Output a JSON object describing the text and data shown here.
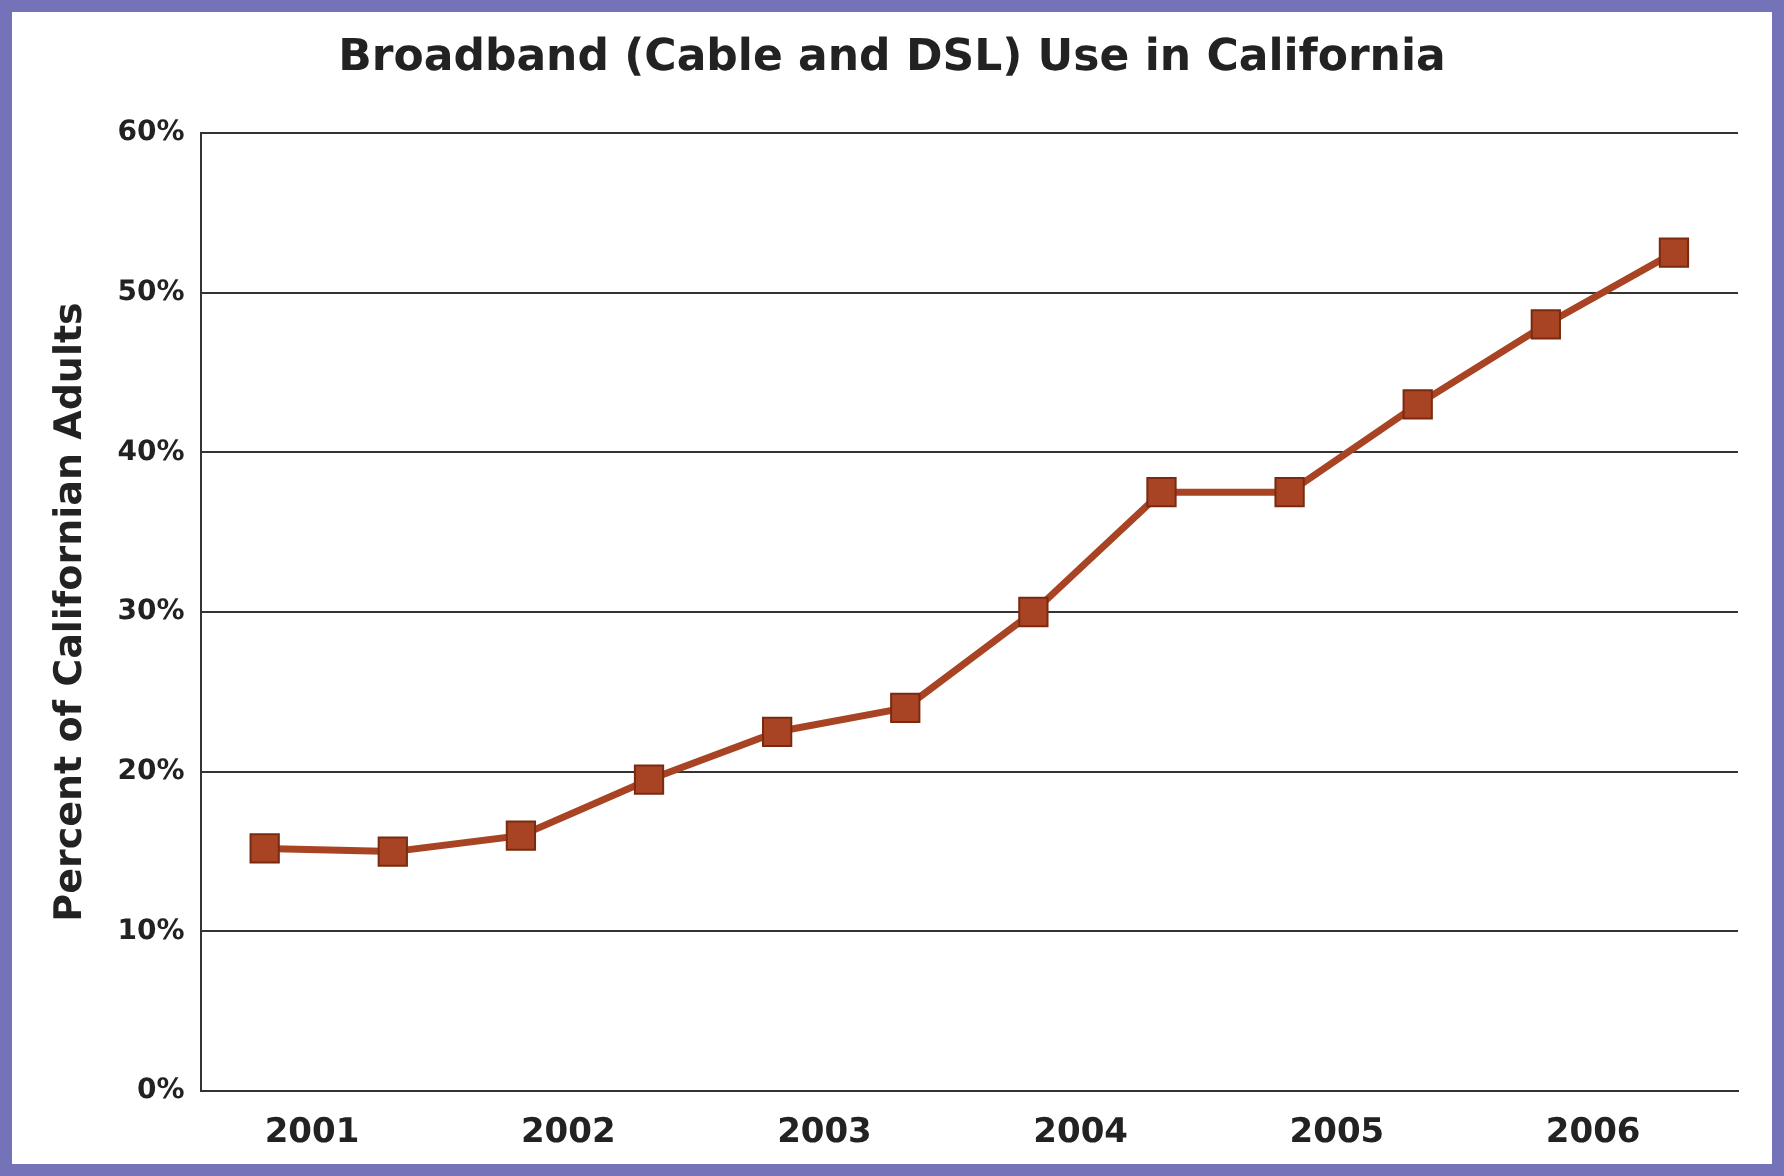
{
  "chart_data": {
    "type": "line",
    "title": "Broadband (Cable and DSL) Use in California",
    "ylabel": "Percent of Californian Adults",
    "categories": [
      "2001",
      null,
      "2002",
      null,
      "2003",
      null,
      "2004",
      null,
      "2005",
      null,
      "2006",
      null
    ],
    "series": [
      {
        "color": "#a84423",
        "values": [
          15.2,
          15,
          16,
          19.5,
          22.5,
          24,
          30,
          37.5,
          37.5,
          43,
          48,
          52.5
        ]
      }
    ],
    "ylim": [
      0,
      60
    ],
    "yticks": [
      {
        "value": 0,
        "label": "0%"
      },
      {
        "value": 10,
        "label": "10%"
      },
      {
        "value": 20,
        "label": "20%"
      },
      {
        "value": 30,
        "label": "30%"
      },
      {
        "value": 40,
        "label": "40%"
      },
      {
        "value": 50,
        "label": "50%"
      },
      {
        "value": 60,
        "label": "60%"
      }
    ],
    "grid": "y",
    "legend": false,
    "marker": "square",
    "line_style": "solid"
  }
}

-------------------------

● **THE EXERCISE**: Restate the whole listing above exactly, except for its images.

● **RIGHT ANSWER**:
Output a JSON object describing the text and data shown here.
{
  "chart_data": {
    "type": "line",
    "title": "Broadband (Cable and DSL) Use in California",
    "ylabel": "Percent of Californian Adults",
    "categories": [
      "2001",
      null,
      "2002",
      null,
      "2003",
      null,
      "2004",
      null,
      "2005",
      null,
      "2006",
      null
    ],
    "series": [
      {
        "color": "#a84423",
        "values": [
          15.2,
          15,
          16,
          19.5,
          22.5,
          24,
          30,
          37.5,
          37.5,
          43,
          48,
          52.5
        ]
      }
    ],
    "ylim": [
      0,
      60
    ],
    "yticks": [
      {
        "value": 0,
        "label": "0%"
      },
      {
        "value": 10,
        "label": "10%"
      },
      {
        "value": 20,
        "label": "20%"
      },
      {
        "value": 30,
        "label": "30%"
      },
      {
        "value": 40,
        "label": "40%"
      },
      {
        "value": 50,
        "label": "50%"
      },
      {
        "value": 60,
        "label": "60%"
      }
    ],
    "grid": "y",
    "legend": false,
    "marker": "square",
    "line_style": "solid"
  }
}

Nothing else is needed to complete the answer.